Dataset items:
□ □ □

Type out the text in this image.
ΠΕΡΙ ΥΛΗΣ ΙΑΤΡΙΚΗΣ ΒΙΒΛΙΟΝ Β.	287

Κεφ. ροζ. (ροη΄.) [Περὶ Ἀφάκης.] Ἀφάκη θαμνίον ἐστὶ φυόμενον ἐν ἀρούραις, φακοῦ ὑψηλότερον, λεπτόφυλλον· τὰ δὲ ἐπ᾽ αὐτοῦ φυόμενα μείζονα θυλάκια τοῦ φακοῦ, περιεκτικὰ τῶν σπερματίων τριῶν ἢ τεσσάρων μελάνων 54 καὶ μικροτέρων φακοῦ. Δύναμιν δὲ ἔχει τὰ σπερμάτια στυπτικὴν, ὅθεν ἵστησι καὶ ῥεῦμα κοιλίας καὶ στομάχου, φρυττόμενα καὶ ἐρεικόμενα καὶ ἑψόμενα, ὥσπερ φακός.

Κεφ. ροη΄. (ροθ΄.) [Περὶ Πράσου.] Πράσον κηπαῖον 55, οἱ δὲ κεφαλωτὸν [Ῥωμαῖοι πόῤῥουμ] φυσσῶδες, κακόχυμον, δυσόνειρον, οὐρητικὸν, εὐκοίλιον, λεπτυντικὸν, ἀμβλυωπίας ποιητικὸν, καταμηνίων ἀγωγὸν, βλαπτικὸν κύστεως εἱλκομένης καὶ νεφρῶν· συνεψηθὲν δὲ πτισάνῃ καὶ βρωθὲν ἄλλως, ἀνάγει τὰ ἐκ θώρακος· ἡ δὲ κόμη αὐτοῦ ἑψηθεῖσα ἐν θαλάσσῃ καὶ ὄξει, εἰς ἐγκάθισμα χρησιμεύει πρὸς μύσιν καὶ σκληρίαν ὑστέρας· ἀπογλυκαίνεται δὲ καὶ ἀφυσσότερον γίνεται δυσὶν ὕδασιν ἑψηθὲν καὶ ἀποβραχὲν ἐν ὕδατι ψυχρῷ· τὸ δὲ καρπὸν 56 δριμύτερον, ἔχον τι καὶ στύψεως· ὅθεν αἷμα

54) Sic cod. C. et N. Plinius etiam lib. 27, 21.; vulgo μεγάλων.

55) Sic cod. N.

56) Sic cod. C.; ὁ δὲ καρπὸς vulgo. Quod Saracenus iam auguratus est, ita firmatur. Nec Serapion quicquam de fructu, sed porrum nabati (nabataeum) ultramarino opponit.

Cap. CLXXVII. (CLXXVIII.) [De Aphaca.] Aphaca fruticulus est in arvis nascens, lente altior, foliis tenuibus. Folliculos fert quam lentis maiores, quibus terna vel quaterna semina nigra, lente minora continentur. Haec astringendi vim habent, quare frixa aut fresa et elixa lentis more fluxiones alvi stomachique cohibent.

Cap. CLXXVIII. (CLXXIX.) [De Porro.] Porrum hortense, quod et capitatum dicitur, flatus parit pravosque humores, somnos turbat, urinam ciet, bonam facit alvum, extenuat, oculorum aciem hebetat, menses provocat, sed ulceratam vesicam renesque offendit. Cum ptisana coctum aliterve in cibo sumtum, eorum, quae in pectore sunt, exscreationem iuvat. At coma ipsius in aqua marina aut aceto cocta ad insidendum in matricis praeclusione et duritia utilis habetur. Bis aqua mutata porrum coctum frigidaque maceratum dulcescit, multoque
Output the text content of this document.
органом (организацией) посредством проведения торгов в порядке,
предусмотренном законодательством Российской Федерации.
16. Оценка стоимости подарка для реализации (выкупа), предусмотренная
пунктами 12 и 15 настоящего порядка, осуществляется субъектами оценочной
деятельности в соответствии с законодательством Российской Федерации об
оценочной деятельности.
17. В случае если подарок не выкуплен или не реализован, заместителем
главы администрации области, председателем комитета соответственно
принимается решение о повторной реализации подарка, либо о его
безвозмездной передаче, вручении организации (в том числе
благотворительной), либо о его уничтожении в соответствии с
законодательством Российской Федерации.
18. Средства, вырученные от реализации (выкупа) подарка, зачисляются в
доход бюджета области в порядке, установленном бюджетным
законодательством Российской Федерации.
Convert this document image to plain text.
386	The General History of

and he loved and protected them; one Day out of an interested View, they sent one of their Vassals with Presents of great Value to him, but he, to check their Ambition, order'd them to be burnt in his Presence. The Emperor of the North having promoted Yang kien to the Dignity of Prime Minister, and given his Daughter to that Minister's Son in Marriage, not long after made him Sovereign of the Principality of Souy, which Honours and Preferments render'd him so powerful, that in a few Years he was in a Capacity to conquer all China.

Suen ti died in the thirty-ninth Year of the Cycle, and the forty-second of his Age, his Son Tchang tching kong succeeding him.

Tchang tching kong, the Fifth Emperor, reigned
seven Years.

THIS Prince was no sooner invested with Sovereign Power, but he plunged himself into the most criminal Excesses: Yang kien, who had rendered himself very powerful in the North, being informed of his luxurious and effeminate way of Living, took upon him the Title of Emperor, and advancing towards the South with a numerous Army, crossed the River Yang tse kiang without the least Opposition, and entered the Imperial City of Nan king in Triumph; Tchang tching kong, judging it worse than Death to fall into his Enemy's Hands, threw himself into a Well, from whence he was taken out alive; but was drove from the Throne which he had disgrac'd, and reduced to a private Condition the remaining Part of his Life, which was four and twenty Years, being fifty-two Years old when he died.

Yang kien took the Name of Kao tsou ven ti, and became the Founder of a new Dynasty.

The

□ □ □

Show every line from the listing above in which the string "порядке" appears.

органом (организацией) посредством проведения торгов в порядке,
доход бюджета области в порядке, установленном бюджетным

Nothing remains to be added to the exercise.